======== Extracted data ========

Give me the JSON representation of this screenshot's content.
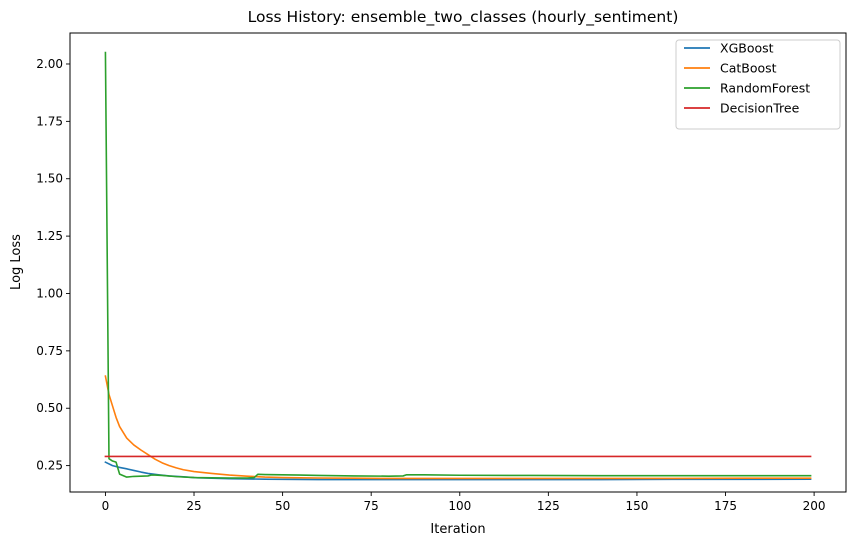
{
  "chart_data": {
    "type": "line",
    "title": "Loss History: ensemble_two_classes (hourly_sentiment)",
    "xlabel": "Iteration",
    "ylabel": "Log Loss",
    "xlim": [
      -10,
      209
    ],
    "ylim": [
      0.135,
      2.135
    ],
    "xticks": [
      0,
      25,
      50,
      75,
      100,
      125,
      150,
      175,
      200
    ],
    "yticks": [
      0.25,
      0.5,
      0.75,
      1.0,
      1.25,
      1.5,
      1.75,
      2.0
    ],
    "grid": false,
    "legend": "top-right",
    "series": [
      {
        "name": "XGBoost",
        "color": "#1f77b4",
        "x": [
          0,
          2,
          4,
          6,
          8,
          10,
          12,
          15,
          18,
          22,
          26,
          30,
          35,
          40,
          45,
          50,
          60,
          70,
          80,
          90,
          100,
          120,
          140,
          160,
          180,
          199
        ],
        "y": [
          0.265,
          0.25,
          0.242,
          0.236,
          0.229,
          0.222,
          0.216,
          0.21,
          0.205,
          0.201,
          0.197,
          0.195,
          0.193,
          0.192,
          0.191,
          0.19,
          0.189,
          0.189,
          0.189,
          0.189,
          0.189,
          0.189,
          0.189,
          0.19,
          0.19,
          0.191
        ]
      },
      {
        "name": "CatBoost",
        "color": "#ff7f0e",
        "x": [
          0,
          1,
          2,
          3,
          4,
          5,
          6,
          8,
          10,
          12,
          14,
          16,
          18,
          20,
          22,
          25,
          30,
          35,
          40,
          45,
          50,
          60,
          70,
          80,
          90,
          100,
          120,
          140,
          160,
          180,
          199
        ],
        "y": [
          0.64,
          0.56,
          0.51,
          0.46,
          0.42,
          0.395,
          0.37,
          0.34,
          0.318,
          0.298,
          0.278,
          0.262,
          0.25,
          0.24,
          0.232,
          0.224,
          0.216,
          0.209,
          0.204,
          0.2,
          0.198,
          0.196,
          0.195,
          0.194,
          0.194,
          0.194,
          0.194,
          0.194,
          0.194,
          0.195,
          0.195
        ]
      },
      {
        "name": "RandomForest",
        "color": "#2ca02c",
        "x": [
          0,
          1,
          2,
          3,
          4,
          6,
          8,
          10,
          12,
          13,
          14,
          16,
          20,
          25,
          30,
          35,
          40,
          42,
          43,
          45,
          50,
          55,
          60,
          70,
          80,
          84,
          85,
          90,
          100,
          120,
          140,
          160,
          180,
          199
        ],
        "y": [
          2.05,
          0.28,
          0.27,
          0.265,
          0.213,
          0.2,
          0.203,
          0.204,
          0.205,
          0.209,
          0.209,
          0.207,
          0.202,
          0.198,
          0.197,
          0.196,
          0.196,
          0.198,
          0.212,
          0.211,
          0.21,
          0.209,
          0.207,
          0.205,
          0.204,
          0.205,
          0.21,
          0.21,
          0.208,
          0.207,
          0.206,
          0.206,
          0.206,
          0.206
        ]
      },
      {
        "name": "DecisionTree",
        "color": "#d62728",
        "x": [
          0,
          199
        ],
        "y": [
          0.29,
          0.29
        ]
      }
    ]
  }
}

========

Exercise description
Scan the listing above for the word "Loss" and copy every line that holds it.

Full answer
    "title": "Loss History: ensemble_two_classes (hourly_sentiment)",
    "ylabel": "Log Loss",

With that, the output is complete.